-- START Records shown --
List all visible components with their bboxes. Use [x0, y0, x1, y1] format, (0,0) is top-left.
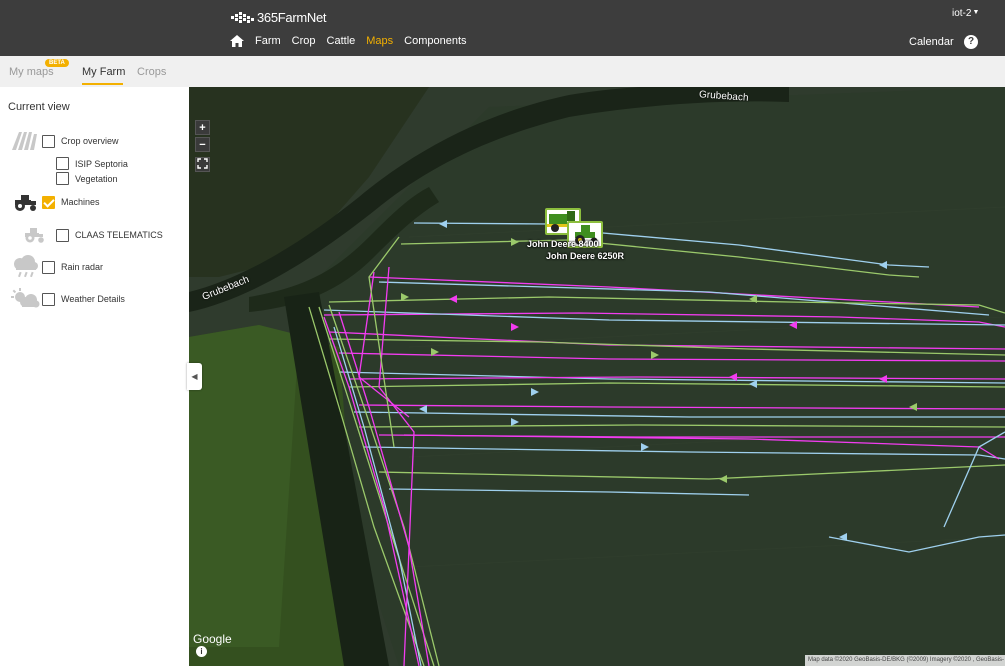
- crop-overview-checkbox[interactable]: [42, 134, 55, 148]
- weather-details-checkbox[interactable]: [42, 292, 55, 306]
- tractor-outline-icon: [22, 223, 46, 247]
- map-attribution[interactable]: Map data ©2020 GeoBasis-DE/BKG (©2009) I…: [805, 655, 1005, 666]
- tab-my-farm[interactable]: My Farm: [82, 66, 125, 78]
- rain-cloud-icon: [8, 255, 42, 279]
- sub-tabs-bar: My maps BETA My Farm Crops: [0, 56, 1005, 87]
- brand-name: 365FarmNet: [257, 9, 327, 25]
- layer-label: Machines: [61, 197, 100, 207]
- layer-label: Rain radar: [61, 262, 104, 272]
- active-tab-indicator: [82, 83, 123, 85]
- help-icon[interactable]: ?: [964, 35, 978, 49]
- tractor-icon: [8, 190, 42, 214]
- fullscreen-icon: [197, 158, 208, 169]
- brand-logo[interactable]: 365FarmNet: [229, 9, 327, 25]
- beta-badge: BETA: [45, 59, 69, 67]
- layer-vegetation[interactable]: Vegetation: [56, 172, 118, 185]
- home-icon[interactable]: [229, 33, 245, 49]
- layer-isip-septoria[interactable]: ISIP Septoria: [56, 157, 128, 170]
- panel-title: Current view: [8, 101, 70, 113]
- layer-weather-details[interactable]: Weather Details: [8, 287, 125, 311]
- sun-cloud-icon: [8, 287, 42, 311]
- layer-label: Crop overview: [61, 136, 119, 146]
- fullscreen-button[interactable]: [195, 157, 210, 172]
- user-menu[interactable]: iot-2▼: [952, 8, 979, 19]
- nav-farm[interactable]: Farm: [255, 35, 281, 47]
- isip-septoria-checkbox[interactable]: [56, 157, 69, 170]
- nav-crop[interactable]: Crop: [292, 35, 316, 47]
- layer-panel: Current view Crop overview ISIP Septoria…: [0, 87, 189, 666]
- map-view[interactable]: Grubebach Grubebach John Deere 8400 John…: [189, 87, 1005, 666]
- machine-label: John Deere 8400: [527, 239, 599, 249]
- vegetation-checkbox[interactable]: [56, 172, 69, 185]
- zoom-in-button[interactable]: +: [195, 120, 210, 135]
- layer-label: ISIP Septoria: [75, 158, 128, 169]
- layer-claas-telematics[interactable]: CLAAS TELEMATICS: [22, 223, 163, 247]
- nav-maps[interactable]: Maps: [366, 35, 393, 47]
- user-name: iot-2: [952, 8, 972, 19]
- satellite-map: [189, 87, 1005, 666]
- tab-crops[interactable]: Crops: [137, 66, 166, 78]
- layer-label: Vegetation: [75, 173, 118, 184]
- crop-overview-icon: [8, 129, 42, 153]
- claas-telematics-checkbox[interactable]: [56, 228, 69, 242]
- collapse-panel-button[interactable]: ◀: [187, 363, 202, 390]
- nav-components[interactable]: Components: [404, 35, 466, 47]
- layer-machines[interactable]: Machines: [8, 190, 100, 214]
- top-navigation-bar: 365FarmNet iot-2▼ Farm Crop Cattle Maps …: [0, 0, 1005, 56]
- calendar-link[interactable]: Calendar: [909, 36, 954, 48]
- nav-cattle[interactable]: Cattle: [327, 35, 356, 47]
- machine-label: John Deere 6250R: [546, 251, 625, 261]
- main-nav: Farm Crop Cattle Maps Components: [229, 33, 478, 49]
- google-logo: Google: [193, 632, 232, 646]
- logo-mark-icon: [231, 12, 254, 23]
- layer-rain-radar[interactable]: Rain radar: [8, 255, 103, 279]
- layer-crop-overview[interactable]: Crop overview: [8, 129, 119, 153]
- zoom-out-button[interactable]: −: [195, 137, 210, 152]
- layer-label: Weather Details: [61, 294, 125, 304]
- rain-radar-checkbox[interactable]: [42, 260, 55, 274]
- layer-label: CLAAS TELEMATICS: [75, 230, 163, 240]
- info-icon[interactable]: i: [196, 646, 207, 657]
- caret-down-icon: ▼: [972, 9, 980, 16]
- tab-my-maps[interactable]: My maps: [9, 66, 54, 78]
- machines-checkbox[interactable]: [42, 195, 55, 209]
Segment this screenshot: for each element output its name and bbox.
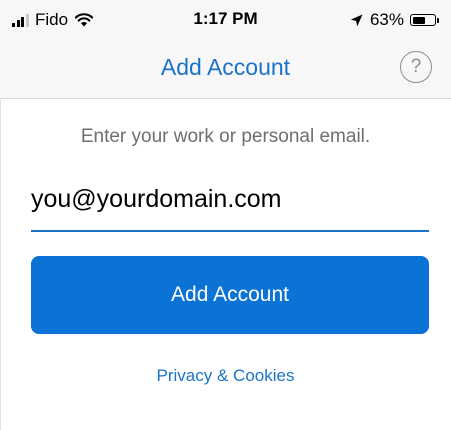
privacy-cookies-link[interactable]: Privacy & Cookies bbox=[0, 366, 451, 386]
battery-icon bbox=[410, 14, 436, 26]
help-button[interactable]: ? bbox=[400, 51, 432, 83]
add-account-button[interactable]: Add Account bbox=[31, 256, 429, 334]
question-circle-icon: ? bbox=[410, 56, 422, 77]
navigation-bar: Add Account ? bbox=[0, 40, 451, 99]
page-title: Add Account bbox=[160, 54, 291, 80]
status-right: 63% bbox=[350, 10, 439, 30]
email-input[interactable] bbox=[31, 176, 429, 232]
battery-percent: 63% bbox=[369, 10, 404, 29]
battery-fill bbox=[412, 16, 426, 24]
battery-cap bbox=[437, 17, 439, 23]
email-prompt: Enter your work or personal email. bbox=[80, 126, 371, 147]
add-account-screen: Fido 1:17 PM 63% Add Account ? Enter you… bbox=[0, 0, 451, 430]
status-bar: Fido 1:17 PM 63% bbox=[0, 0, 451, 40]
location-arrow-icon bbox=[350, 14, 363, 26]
-- END Records shown --
#### Directions for this task
Quote the part of the entries above that opens with the line containing "privacy-cookies-link[interactable]: Privacy &" and closes with the line containing "add-account-button[interactable]: Add Account", reproducing every line in between without change.

#### Solution for this exercise
privacy-cookies-link[interactable]: Privacy & Cookies bbox=[0, 366, 451, 386]
battery-icon bbox=[410, 14, 436, 26]
help-button[interactable]: ? bbox=[400, 51, 432, 83]
add-account-button[interactable]: Add Account bbox=[31, 256, 429, 334]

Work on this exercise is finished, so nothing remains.